● **The task**:
Determine how many lines include "Observed". Give the number and nothing else.

-- START --

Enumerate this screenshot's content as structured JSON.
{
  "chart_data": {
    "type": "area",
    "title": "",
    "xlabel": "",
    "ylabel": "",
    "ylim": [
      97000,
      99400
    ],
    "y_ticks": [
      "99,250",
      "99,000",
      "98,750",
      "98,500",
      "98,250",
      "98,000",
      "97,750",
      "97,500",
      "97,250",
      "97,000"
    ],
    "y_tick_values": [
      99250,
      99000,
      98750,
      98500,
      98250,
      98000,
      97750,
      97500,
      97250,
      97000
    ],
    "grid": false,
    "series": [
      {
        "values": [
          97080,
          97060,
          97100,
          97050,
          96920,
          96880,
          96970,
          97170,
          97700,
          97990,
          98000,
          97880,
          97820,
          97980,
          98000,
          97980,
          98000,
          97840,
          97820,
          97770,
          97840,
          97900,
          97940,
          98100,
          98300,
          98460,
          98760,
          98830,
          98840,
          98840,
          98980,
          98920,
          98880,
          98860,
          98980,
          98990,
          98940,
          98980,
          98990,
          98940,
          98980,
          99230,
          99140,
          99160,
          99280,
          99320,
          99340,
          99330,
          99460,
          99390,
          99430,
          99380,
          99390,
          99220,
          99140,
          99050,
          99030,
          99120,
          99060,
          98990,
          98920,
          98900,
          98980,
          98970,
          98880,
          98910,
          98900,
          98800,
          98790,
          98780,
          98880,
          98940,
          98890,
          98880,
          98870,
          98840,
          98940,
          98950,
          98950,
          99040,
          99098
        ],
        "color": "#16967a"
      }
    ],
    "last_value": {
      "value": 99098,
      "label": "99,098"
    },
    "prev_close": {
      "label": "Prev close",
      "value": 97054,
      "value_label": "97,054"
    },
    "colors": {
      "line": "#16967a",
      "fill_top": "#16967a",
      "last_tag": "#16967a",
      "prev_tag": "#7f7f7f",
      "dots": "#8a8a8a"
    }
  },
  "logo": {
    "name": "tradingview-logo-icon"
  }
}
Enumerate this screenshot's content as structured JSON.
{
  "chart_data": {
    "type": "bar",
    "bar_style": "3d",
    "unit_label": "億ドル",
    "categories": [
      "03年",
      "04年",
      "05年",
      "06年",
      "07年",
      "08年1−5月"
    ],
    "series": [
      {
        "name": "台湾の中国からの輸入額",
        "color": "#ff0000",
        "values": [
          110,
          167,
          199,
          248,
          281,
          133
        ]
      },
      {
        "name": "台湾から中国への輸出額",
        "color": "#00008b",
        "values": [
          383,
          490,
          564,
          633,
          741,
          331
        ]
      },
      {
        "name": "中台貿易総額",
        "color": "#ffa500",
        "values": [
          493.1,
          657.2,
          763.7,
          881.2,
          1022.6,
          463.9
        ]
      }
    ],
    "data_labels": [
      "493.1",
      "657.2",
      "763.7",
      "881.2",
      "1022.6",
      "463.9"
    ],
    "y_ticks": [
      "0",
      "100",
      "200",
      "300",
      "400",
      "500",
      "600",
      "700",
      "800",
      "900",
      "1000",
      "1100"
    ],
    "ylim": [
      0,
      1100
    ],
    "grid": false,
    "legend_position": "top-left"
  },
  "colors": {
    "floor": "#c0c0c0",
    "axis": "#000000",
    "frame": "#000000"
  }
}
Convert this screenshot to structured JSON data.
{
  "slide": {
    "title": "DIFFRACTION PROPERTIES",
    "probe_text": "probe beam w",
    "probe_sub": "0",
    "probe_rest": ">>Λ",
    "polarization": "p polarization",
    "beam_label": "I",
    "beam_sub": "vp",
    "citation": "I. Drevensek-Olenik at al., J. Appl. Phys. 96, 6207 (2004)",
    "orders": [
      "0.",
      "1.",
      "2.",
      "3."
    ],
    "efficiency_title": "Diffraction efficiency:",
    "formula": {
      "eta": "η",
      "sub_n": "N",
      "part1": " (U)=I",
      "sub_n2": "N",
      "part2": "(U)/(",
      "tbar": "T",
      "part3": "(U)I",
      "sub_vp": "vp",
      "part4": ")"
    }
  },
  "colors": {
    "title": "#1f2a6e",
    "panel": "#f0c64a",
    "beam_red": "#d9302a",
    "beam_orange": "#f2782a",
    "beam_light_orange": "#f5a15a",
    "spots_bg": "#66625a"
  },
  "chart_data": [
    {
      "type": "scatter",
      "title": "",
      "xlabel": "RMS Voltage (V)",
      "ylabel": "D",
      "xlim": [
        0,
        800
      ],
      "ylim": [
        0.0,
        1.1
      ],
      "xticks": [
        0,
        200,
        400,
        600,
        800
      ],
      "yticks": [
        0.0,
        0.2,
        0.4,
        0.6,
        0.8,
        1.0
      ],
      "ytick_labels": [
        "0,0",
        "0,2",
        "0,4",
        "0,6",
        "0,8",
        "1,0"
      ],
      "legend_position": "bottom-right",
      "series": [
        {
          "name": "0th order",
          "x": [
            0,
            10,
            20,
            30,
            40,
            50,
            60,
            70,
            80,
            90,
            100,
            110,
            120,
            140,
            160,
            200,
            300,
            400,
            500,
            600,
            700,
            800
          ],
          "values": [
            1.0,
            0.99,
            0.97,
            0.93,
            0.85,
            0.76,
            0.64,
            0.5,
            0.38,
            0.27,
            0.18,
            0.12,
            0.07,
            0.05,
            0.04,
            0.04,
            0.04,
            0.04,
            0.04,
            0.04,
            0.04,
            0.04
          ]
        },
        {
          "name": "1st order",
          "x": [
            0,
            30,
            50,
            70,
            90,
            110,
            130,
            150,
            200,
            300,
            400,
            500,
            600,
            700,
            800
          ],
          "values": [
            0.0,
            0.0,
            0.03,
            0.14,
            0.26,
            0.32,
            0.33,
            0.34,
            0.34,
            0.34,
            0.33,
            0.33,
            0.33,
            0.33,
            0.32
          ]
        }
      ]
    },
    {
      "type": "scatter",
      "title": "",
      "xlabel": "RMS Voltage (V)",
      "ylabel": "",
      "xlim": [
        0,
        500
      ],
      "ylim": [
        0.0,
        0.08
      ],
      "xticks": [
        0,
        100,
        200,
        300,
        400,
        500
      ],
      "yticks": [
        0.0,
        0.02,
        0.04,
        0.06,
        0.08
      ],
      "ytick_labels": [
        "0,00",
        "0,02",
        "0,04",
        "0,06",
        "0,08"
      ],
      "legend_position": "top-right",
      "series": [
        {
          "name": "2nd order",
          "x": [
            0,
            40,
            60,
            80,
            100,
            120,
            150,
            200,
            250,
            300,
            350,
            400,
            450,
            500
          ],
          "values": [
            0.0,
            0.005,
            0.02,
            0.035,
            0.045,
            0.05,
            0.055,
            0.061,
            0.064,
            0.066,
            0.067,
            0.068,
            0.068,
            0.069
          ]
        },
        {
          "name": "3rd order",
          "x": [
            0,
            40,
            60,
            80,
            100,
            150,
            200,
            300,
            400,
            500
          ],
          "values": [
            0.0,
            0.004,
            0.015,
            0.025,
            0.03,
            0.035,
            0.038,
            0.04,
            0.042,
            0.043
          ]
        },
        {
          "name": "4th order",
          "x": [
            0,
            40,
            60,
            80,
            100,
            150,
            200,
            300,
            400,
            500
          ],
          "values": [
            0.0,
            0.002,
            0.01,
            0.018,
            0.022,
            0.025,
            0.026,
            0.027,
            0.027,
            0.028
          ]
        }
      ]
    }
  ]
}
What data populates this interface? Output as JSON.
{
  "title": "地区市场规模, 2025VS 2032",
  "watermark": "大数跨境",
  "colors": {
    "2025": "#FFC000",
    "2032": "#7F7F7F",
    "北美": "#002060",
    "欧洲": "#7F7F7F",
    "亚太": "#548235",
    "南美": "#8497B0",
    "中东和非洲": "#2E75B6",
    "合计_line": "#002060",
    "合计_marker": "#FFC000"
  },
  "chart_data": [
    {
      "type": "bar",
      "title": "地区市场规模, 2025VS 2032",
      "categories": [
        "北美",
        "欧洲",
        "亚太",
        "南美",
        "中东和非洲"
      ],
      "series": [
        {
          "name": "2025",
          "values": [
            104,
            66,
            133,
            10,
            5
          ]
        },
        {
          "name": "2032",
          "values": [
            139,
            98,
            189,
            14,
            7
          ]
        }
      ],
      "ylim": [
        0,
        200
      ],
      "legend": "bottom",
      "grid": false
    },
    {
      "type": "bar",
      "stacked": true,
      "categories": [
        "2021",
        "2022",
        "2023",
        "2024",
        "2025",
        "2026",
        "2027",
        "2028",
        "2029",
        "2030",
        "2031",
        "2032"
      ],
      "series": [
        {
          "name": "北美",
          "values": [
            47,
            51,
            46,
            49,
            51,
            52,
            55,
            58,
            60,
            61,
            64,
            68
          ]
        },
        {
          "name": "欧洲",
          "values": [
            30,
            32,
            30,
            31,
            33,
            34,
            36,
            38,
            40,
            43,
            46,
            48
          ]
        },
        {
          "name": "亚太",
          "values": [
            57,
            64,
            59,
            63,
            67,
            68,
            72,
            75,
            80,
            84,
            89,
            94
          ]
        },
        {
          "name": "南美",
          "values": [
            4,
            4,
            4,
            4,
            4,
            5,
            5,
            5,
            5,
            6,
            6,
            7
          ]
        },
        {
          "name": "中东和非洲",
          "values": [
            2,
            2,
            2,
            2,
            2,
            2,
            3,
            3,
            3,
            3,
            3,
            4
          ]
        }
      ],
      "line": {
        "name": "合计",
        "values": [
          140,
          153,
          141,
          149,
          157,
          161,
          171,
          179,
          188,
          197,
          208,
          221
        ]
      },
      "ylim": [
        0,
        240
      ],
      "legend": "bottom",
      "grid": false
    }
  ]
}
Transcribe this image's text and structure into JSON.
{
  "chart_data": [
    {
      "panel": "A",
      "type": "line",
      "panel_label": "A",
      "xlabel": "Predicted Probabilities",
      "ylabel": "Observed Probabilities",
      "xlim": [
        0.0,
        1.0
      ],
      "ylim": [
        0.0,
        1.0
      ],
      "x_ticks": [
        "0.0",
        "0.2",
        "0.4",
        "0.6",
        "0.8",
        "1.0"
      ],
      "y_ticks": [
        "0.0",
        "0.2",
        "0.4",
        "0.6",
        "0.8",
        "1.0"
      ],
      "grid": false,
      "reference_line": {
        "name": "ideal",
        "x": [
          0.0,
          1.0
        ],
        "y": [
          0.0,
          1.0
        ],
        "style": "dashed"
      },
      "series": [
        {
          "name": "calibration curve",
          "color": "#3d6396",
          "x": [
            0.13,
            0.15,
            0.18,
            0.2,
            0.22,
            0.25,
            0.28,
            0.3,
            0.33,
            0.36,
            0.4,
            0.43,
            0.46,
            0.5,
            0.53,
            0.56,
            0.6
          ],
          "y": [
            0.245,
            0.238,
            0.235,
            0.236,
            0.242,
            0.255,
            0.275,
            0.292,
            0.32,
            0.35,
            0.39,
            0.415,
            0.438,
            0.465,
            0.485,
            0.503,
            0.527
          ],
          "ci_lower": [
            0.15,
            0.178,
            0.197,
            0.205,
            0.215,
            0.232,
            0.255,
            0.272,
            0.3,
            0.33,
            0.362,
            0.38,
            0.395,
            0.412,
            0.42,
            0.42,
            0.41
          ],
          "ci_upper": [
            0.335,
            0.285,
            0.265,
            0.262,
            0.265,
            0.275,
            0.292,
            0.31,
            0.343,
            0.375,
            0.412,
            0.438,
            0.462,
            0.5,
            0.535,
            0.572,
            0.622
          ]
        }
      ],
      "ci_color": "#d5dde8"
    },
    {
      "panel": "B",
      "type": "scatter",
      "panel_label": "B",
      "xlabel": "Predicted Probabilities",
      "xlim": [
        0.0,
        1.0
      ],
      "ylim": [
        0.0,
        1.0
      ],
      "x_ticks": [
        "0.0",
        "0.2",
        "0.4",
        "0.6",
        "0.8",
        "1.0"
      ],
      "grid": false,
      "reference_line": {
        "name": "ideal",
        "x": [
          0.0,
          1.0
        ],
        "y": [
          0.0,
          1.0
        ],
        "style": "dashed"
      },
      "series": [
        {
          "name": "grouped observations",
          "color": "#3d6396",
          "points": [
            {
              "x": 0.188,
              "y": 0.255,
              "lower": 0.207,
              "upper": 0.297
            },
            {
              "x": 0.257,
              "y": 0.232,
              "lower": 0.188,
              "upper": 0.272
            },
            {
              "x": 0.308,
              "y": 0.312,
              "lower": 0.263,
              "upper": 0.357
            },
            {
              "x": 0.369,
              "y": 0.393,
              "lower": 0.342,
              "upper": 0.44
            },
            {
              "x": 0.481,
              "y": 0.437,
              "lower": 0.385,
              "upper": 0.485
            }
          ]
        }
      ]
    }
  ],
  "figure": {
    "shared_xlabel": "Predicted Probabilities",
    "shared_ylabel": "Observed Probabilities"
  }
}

-- END --

● **The solution**:
2